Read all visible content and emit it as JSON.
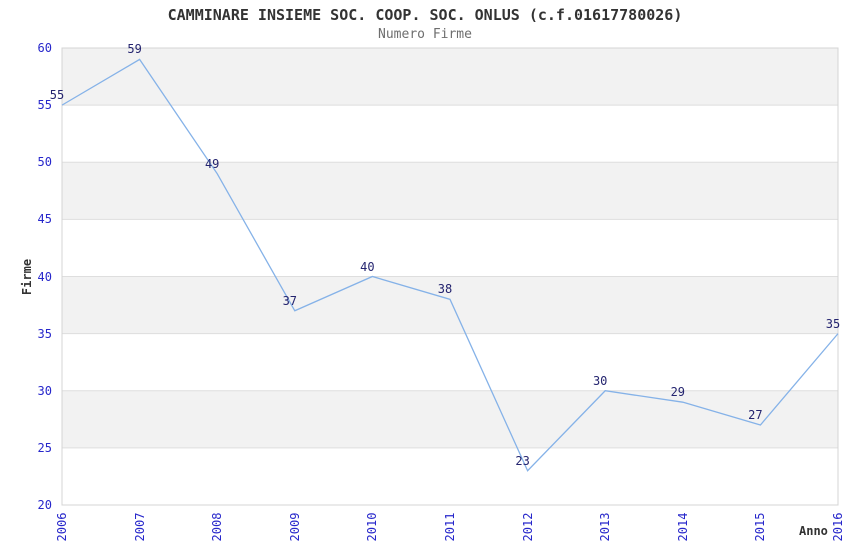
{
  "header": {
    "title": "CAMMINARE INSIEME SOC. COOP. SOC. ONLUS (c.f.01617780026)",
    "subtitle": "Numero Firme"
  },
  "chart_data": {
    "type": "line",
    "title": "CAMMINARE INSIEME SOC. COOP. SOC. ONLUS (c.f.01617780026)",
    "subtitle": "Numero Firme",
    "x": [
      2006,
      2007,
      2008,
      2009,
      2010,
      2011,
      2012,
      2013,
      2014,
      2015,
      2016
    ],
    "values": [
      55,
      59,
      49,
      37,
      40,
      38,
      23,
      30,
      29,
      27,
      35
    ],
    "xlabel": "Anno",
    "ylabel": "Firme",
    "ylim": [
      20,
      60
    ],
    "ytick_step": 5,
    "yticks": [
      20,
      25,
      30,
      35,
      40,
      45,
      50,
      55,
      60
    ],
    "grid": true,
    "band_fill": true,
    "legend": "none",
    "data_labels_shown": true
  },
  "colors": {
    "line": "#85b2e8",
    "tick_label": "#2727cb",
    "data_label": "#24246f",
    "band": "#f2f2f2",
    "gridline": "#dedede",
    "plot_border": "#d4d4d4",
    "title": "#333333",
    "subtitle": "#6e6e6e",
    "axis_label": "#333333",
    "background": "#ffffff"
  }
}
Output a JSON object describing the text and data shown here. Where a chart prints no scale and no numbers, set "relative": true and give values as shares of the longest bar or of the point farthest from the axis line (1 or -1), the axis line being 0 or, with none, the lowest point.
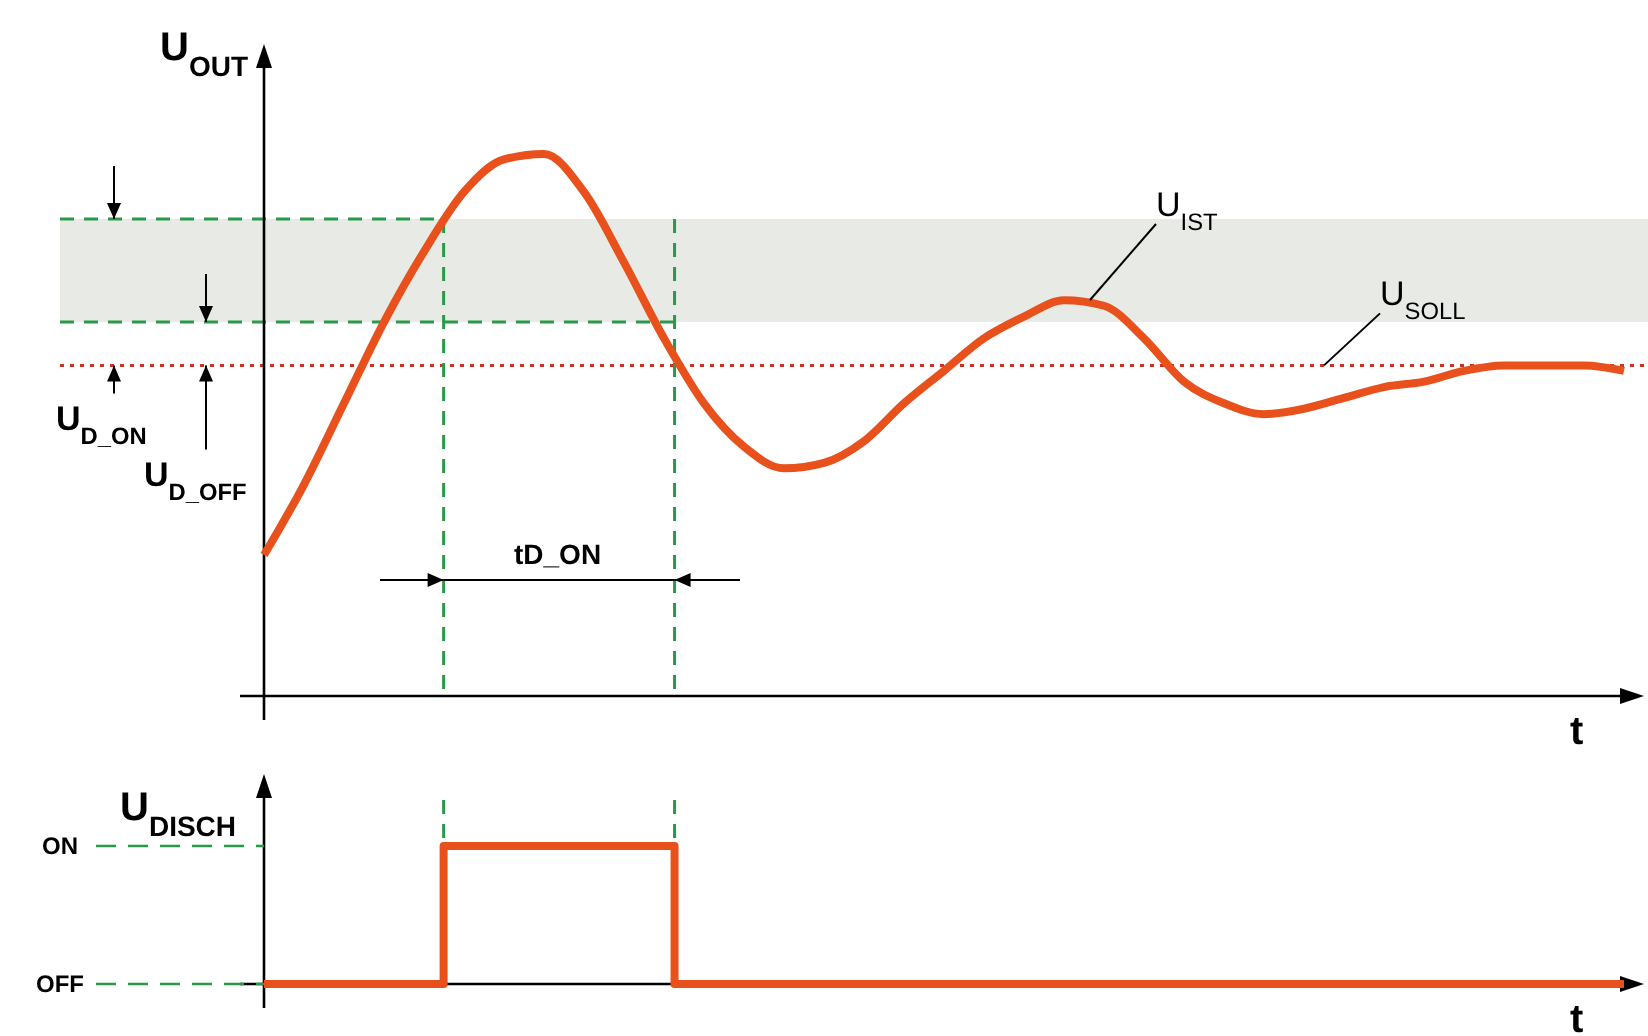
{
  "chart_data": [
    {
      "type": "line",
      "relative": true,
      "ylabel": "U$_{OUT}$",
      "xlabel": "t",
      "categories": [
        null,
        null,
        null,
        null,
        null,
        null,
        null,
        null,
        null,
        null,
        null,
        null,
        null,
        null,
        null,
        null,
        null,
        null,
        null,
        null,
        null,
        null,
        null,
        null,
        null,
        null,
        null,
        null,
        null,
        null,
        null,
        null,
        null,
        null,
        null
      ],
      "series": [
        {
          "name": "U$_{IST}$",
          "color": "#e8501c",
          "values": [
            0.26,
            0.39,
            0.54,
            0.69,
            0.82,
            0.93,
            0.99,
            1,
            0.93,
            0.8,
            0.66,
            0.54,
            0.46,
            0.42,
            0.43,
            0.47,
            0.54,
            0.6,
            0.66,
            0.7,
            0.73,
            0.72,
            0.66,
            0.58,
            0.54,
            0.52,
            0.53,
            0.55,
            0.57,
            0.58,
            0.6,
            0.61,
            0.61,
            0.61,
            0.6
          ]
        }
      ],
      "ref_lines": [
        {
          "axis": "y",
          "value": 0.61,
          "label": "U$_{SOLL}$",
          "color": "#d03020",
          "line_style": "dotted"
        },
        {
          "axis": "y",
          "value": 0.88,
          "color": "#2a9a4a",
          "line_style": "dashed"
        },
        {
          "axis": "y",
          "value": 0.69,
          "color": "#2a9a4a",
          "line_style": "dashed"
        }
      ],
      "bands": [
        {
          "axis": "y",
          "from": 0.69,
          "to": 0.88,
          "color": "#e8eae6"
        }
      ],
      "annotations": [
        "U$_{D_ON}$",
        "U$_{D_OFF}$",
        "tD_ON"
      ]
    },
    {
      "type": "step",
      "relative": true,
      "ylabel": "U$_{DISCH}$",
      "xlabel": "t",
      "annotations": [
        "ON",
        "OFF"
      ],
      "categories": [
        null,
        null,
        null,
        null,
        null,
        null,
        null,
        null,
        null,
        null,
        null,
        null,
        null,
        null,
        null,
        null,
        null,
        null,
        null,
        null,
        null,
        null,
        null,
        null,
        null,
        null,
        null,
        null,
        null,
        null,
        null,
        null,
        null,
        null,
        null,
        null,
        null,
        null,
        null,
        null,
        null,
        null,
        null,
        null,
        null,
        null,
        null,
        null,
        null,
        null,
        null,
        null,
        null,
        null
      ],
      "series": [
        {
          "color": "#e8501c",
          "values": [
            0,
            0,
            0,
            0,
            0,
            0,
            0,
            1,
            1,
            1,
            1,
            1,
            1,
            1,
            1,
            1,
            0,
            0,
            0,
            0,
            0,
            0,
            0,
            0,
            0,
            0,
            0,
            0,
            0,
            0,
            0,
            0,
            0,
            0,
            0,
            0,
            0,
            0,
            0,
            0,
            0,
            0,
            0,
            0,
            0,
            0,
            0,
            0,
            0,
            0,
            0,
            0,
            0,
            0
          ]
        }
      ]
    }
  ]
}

####################

Task brief: Copy the whole listing above word for word but do not carry over the pictures.

Output of the exercise:
Read all visible content and emit it as JSON.
{
  "header": {
    "title": "CAMMINARE INSIEME SOC. COOP. SOC. ONLUS (c.f.01617780026)",
    "subtitle": "Numero Firme"
  },
  "chart_data": {
    "type": "line",
    "title": "CAMMINARE INSIEME SOC. COOP. SOC. ONLUS (c.f.01617780026)",
    "subtitle": "Numero Firme",
    "x": [
      2006,
      2007,
      2008,
      2009,
      2010,
      2011,
      2012,
      2013,
      2014,
      2015,
      2016
    ],
    "values": [
      55,
      59,
      49,
      37,
      40,
      38,
      23,
      30,
      29,
      27,
      35
    ],
    "xlabel": "Anno",
    "ylabel": "Firme",
    "ylim": [
      20,
      60
    ],
    "ytick_step": 5,
    "yticks": [
      20,
      25,
      30,
      35,
      40,
      45,
      50,
      55,
      60
    ],
    "grid": true,
    "band_fill": true,
    "legend": "none",
    "data_labels_shown": true
  },
  "colors": {
    "line": "#85b2e8",
    "tick_label": "#2727cb",
    "data_label": "#24246f",
    "band": "#f2f2f2",
    "gridline": "#dedede",
    "plot_border": "#d4d4d4",
    "title": "#333333",
    "subtitle": "#6e6e6e",
    "axis_label": "#333333",
    "background": "#ffffff"
  }
}
Output a JSON object describing the text and data shown here. Where a chart prints no scale and no numbers, set "relative": true and give values as shares of the longest bar or of the point farthest from the axis line (1 or -1), the axis line being 0 or, with none, the lowest point.
{
  "chart_data": [
    {
      "type": "line",
      "relative": true,
      "ylabel": "U$_{OUT}$",
      "xlabel": "t",
      "categories": [
        null,
        null,
        null,
        null,
        null,
        null,
        null,
        null,
        null,
        null,
        null,
        null,
        null,
        null,
        null,
        null,
        null,
        null,
        null,
        null,
        null,
        null,
        null,
        null,
        null,
        null,
        null,
        null,
        null,
        null,
        null,
        null,
        null,
        null,
        null
      ],
      "series": [
        {
          "name": "U$_{IST}$",
          "color": "#e8501c",
          "values": [
            0.26,
            0.39,
            0.54,
            0.69,
            0.82,
            0.93,
            0.99,
            1,
            0.93,
            0.8,
            0.66,
            0.54,
            0.46,
            0.42,
            0.43,
            0.47,
            0.54,
            0.6,
            0.66,
            0.7,
            0.73,
            0.72,
            0.66,
            0.58,
            0.54,
            0.52,
            0.53,
            0.55,
            0.57,
            0.58,
            0.6,
            0.61,
            0.61,
            0.61,
            0.6
          ]
        }
      ],
      "ref_lines": [
        {
          "axis": "y",
          "value": 0.61,
          "label": "U$_{SOLL}$",
          "color": "#d03020",
          "line_style": "dotted"
        },
        {
          "axis": "y",
          "value": 0.88,
          "color": "#2a9a4a",
          "line_style": "dashed"
        },
        {
          "axis": "y",
          "value": 0.69,
          "color": "#2a9a4a",
          "line_style": "dashed"
        }
      ],
      "bands": [
        {
          "axis": "y",
          "from": 0.69,
          "to": 0.88,
          "color": "#e8eae6"
        }
      ],
      "annotations": [
        "U$_{D_ON}$",
        "U$_{D_OFF}$",
        "tD_ON"
      ]
    },
    {
      "type": "step",
      "relative": true,
      "ylabel": "U$_{DISCH}$",
      "xlabel": "t",
      "annotations": [
        "ON",
        "OFF"
      ],
      "categories": [
        null,
        null,
        null,
        null,
        null,
        null,
        null,
        null,
        null,
        null,
        null,
        null,
        null,
        null,
        null,
        null,
        null,
        null,
        null,
        null,
        null,
        null,
        null,
        null,
        null,
        null,
        null,
        null,
        null,
        null,
        null,
        null,
        null,
        null,
        null,
        null,
        null,
        null,
        null,
        null,
        null,
        null,
        null,
        null,
        null,
        null,
        null,
        null,
        null,
        null,
        null,
        null,
        null,
        null
      ],
      "series": [
        {
          "color": "#e8501c",
          "values": [
            0,
            0,
            0,
            0,
            0,
            0,
            0,
            1,
            1,
            1,
            1,
            1,
            1,
            1,
            1,
            1,
            0,
            0,
            0,
            0,
            0,
            0,
            0,
            0,
            0,
            0,
            0,
            0,
            0,
            0,
            0,
            0,
            0,
            0,
            0,
            0,
            0,
            0,
            0,
            0,
            0,
            0,
            0,
            0,
            0,
            0,
            0,
            0,
            0,
            0,
            0,
            0,
            0,
            0
          ]
        }
      ]
    }
  ]
}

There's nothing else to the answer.